WORK REQUEST: Everything in the listing must be repeated word for word.

┌─ EXTRACTED RECORDS

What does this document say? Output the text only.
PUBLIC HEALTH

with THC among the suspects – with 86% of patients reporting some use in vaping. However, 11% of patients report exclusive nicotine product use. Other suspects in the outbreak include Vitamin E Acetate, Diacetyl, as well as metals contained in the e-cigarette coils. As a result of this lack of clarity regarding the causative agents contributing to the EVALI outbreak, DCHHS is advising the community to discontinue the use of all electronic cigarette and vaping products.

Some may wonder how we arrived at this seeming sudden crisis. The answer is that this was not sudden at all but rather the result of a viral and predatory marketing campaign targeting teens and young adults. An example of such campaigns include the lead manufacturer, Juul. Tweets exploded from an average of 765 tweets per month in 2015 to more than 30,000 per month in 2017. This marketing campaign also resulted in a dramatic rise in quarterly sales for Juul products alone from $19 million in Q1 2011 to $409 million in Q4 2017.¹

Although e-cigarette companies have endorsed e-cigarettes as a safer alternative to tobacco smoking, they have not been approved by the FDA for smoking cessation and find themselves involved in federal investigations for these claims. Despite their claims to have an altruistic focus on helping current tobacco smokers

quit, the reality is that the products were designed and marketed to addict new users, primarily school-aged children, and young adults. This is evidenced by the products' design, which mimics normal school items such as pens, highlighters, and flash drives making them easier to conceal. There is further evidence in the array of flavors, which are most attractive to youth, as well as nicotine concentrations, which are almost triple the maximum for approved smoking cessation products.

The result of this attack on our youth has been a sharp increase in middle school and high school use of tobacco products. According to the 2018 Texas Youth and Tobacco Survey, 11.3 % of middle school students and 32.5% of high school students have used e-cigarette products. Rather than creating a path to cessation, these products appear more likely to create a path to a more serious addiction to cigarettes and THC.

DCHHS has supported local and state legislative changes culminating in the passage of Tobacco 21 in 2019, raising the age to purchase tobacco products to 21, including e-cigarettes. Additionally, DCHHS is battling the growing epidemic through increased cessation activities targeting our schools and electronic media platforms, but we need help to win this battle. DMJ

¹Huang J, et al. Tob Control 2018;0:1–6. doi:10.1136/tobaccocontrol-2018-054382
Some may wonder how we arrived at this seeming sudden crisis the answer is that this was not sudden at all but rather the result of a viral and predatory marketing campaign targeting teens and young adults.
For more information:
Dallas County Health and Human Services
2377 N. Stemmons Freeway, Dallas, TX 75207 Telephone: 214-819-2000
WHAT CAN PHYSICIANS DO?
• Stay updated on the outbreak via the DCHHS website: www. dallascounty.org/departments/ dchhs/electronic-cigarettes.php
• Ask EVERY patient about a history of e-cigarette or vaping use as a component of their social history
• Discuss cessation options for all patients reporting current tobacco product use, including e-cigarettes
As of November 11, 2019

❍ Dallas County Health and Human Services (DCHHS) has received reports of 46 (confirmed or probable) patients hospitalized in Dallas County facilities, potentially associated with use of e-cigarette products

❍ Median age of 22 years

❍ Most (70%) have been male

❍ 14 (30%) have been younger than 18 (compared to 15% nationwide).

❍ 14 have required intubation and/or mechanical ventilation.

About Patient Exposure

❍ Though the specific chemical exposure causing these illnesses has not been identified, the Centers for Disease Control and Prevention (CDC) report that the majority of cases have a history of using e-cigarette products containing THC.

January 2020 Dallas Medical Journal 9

└─

ANSWER SPACE:
What does this document say? Output the text only.
PUBLIC HEALTH

with THC among the suspects – with 86% of patients reporting some use in vaping. However, 11% of patients report exclusive nicotine product use. Other suspects in the outbreak include Vitamin E Acetate, Diacetyl, as well as metals contained in the e-cigarette coils. As a result of this lack of clarity regarding the causative agents contributing to the EVALI outbreak, DCHHS is advising the community to discontinue the use of all electronic cigarette and vaping products.

Some may wonder how we arrived at this seeming sudden crisis. The answer is that this was not sudden at all but rather the result of a viral and predatory marketing campaign targeting teens and young adults. An example of such campaigns include the lead manufacturer, Juul. Tweets exploded from an average of 765 tweets per month in 2015 to more than 30,000 per month in 2017. This marketing campaign also resulted in a dramatic rise in quarterly sales for Juul products alone from $19 million in Q1 2011 to $409 million in Q4 2017.¹

Although e-cigarette companies have endorsed e-cigarettes as a safer alternative to tobacco smoking, they have not been approved by the FDA for smoking cessation and find themselves involved in federal investigations for these claims. Despite their claims to have an altruistic focus on helping current tobacco smokers

quit, the reality is that the products were designed and marketed to addict new users, primarily school-aged children, and young adults. This is evidenced by the products' design, which mimics normal school items such as pens, highlighters, and flash drives making them easier to conceal. There is further evidence in the array of flavors, which are most attractive to youth, as well as nicotine concentrations, which are almost triple the maximum for approved smoking cessation products.

The result of this attack on our youth has been a sharp increase in middle school and high school use of tobacco products. According to the 2018 Texas Youth and Tobacco Survey, 11.3 % of middle school students and 32.5% of high school students have used e-cigarette products. Rather than creating a path to cessation, these products appear more likely to create a path to a more serious addiction to cigarettes and THC.

DCHHS has supported local and state legislative changes culminating in the passage of Tobacco 21 in 2019, raising the age to purchase tobacco products to 21, including e-cigarettes. Additionally, DCHHS is battling the growing epidemic through increased cessation activities targeting our schools and electronic media platforms, but we need help to win this battle. DMJ

¹Huang J, et al. Tob Control 2018;0:1–6. doi:10.1136/tobaccocontrol-2018-054382
Some may wonder how we arrived at this seeming sudden crisis the answer is that this was not sudden at all but rather the result of a viral and predatory marketing campaign targeting teens and young adults.
For more information:
Dallas County Health and Human Services
2377 N. Stemmons Freeway, Dallas, TX 75207 Telephone: 214-819-2000
WHAT CAN PHYSICIANS DO?
• Stay updated on the outbreak via the DCHHS website: www. dallascounty.org/departments/ dchhs/electronic-cigarettes.php
• Ask EVERY patient about a history of e-cigarette or vaping use as a component of their social history
• Discuss cessation options for all patients reporting current tobacco product use, including e-cigarettes
As of November 11, 2019

❍ Dallas County Health and Human Services (DCHHS) has received reports of 46 (confirmed or probable) patients hospitalized in Dallas County facilities, potentially associated with use of e-cigarette products

❍ Median age of 22 years

❍ Most (70%) have been male

❍ 14 (30%) have been younger than 18 (compared to 15% nationwide).

❍ 14 have required intubation and/or mechanical ventilation.

About Patient Exposure

❍ Though the specific chemical exposure causing these illnesses has not been identified, the Centers for Disease Control and Prevention (CDC) report that the majority of cases have a history of using e-cigarette products containing THC.

January 2020 Dallas Medical Journal 9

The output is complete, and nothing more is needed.